EXERCISE TASK: Will you quote all of the entries, word for word?

INFORMATION SUPPLIED:
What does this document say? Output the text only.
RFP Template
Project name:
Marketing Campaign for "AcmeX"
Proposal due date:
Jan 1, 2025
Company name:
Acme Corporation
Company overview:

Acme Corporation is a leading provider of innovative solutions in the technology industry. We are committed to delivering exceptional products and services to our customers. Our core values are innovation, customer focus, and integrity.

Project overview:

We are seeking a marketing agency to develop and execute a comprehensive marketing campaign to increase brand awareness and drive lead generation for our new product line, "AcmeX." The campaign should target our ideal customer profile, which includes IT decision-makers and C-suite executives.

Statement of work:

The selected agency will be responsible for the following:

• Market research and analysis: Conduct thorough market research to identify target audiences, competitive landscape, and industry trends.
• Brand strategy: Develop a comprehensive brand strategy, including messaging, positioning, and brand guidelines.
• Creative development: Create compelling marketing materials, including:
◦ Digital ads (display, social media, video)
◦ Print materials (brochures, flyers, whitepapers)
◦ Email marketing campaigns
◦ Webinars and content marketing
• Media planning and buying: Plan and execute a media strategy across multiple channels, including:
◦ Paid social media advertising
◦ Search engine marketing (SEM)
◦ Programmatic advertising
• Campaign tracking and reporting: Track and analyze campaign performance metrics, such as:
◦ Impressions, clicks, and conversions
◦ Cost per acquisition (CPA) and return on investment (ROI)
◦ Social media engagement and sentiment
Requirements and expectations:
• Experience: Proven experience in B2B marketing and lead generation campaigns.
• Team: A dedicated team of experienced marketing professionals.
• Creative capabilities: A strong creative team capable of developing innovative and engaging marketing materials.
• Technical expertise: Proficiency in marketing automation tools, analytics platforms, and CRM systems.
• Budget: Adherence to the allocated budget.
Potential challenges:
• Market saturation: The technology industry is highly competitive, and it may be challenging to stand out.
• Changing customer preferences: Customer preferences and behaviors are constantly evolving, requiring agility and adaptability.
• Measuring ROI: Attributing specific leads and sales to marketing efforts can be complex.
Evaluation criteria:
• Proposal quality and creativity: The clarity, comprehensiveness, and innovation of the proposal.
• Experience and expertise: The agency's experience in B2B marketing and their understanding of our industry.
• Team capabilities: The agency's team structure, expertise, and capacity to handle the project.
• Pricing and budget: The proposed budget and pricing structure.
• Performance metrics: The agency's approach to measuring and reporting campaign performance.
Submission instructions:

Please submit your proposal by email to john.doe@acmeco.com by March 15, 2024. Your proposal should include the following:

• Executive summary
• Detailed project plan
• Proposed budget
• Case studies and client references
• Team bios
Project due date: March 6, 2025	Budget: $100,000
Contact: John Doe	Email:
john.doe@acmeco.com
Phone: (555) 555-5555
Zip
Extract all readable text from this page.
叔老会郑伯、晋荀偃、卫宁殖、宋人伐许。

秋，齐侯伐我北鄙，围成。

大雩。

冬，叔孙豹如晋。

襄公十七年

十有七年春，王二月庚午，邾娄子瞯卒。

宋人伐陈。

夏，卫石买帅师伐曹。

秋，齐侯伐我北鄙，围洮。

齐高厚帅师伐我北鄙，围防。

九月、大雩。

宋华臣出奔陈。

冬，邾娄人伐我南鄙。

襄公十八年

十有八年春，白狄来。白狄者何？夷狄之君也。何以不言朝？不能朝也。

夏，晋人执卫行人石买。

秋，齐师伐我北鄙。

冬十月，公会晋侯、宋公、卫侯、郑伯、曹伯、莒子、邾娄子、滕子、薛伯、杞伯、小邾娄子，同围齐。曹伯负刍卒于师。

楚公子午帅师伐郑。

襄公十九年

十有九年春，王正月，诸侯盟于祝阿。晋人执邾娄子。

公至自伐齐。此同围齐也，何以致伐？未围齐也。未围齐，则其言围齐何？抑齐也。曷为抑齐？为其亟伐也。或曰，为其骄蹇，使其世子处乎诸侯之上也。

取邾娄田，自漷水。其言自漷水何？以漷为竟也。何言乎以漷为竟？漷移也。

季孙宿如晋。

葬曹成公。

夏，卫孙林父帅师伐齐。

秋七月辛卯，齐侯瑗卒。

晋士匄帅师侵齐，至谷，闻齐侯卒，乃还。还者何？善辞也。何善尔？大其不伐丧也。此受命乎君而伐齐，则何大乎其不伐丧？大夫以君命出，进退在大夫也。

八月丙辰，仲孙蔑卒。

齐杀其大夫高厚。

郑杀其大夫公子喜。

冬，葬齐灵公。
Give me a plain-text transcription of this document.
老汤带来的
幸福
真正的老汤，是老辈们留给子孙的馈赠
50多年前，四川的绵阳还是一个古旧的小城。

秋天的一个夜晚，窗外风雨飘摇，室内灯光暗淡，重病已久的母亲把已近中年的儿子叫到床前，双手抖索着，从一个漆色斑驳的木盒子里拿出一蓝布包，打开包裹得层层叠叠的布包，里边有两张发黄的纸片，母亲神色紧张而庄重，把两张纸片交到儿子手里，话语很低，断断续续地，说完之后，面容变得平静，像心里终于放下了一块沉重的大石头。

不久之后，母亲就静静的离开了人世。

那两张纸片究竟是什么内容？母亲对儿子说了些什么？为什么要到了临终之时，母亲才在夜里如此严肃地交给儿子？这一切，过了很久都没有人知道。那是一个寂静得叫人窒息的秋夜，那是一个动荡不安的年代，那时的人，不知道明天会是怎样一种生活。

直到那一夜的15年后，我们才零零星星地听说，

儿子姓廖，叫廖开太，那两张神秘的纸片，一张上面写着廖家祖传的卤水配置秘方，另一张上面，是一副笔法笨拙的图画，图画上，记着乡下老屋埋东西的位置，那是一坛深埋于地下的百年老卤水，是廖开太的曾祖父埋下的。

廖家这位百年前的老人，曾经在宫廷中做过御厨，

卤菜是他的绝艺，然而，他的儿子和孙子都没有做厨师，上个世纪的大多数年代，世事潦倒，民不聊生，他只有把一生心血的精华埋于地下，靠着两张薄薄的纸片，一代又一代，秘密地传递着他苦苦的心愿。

TASK SOLUTION:
What does this document say? Output the text only.
RFP Template
Project name:
Marketing Campaign for "AcmeX"
Proposal due date:
Jan 1, 2025
Company name:
Acme Corporation
Company overview:

Acme Corporation is a leading provider of innovative solutions in the technology industry. We are committed to delivering exceptional products and services to our customers. Our core values are innovation, customer focus, and integrity.

Project overview:

We are seeking a marketing agency to develop and execute a comprehensive marketing campaign to increase brand awareness and drive lead generation for our new product line, "AcmeX." The campaign should target our ideal customer profile, which includes IT decision-makers and C-suite executives.

Statement of work:

The selected agency will be responsible for the following:

• Market research and analysis: Conduct thorough market research to identify target audiences, competitive landscape, and industry trends.
• Brand strategy: Develop a comprehensive brand strategy, including messaging, positioning, and brand guidelines.
• Creative development: Create compelling marketing materials, including:
◦ Digital ads (display, social media, video)
◦ Print materials (brochures, flyers, whitepapers)
◦ Email marketing campaigns
◦ Webinars and content marketing
• Media planning and buying: Plan and execute a media strategy across multiple channels, including:
◦ Paid social media advertising
◦ Search engine marketing (SEM)
◦ Programmatic advertising
• Campaign tracking and reporting: Track and analyze campaign performance metrics, such as:
◦ Impressions, clicks, and conversions
◦ Cost per acquisition (CPA) and return on investment (ROI)
◦ Social media engagement and sentiment
Requirements and expectations:
• Experience: Proven experience in B2B marketing and lead generation campaigns.
• Team: A dedicated team of experienced marketing professionals.
• Creative capabilities: A strong creative team capable of developing innovative and engaging marketing materials.
• Technical expertise: Proficiency in marketing automation tools, analytics platforms, and CRM systems.
• Budget: Adherence to the allocated budget.
Potential challenges:
• Market saturation: The technology industry is highly competitive, and it may be challenging to stand out.
• Changing customer preferences: Customer preferences and behaviors are constantly evolving, requiring agility and adaptability.
• Measuring ROI: Attributing specific leads and sales to marketing efforts can be complex.
Evaluation criteria:
• Proposal quality and creativity: The clarity, comprehensiveness, and innovation of the proposal.
• Experience and expertise: The agency's experience in B2B marketing and their understanding of our industry.
• Team capabilities: The agency's team structure, expertise, and capacity to handle the project.
• Pricing and budget: The proposed budget and pricing structure.
• Performance metrics: The agency's approach to measuring and reporting campaign performance.
Submission instructions:

Please submit your proposal by email to john.doe@acmeco.com by March 15, 2024. Your proposal should include the following:

• Executive summary
• Detailed project plan
• Proposed budget
• Case studies and client references
• Team bios
Project due date: March 6, 2025	Budget: $100,000
Contact: John Doe	Email:
john.doe@acmeco.com
Phone: (555) 555-5555
Zip
Extract all readable text from this page.
叔老会郑伯、晋荀偃、卫宁殖、宋人伐许。

秋，齐侯伐我北鄙，围成。

大雩。

冬，叔孙豹如晋。

襄公十七年

十有七年春，王二月庚午，邾娄子瞯卒。

宋人伐陈。

夏，卫石买帅师伐曹。

秋，齐侯伐我北鄙，围洮。

齐高厚帅师伐我北鄙，围防。

九月、大雩。

宋华臣出奔陈。

冬，邾娄人伐我南鄙。

襄公十八年

十有八年春，白狄来。白狄者何？夷狄之君也。何以不言朝？不能朝也。

夏，晋人执卫行人石买。

秋，齐师伐我北鄙。

冬十月，公会晋侯、宋公、卫侯、郑伯、曹伯、莒子、邾娄子、滕子、薛伯、杞伯、小邾娄子，同围齐。曹伯负刍卒于师。

楚公子午帅师伐郑。

襄公十九年

十有九年春，王正月，诸侯盟于祝阿。晋人执邾娄子。

公至自伐齐。此同围齐也，何以致伐？未围齐也。未围齐，则其言围齐何？抑齐也。曷为抑齐？为其亟伐也。或曰，为其骄蹇，使其世子处乎诸侯之上也。

取邾娄田，自漷水。其言自漷水何？以漷为竟也。何言乎以漷为竟？漷移也。

季孙宿如晋。

葬曹成公。

夏，卫孙林父帅师伐齐。

秋七月辛卯，齐侯瑗卒。

晋士匄帅师侵齐，至谷，闻齐侯卒，乃还。还者何？善辞也。何善尔？大其不伐丧也。此受命乎君而伐齐，则何大乎其不伐丧？大夫以君命出，进退在大夫也。

八月丙辰，仲孙蔑卒。

齐杀其大夫高厚。

郑杀其大夫公子喜。

冬，葬齐灵公。
Give me a plain-text transcription of this document.
老汤带来的
幸福
真正的老汤，是老辈们留给子孙的馈赠
50多年前，四川的绵阳还是一个古旧的小城。

秋天的一个夜晚，窗外风雨飘摇，室内灯光暗淡，重病已久的母亲把已近中年的儿子叫到床前，双手抖索着，从一个漆色斑驳的木盒子里拿出一蓝布包，打开包裹得层层叠叠的布包，里边有两张发黄的纸片，母亲神色紧张而庄重，把两张纸片交到儿子手里，话语很低，断断续续地，说完之后，面容变得平静，像心里终于放下了一块沉重的大石头。

不久之后，母亲就静静的离开了人世。

那两张纸片究竟是什么内容？母亲对儿子说了些什么？为什么要到了临终之时，母亲才在夜里如此严肃地交给儿子？这一切，过了很久都没有人知道。那是一个寂静得叫人窒息的秋夜，那是一个动荡不安的年代，那时的人，不知道明天会是怎样一种生活。

直到那一夜的15年后，我们才零零星星地听说，

儿子姓廖，叫廖开太，那两张神秘的纸片，一张上面写着廖家祖传的卤水配置秘方，另一张上面，是一副笔法笨拙的图画，图画上，记着乡下老屋埋东西的位置，那是一坛深埋于地下的百年老卤水，是廖开太的曾祖父埋下的。

廖家这位百年前的老人，曾经在宫廷中做过御厨，

卤菜是他的绝艺，然而，他的儿子和孙子都没有做厨师，上个世纪的大多数年代，世事潦倒，民不聊生，他只有把一生心血的精华埋于地下，靠着两张薄薄的纸片，一代又一代，秘密地传递着他苦苦的心愿。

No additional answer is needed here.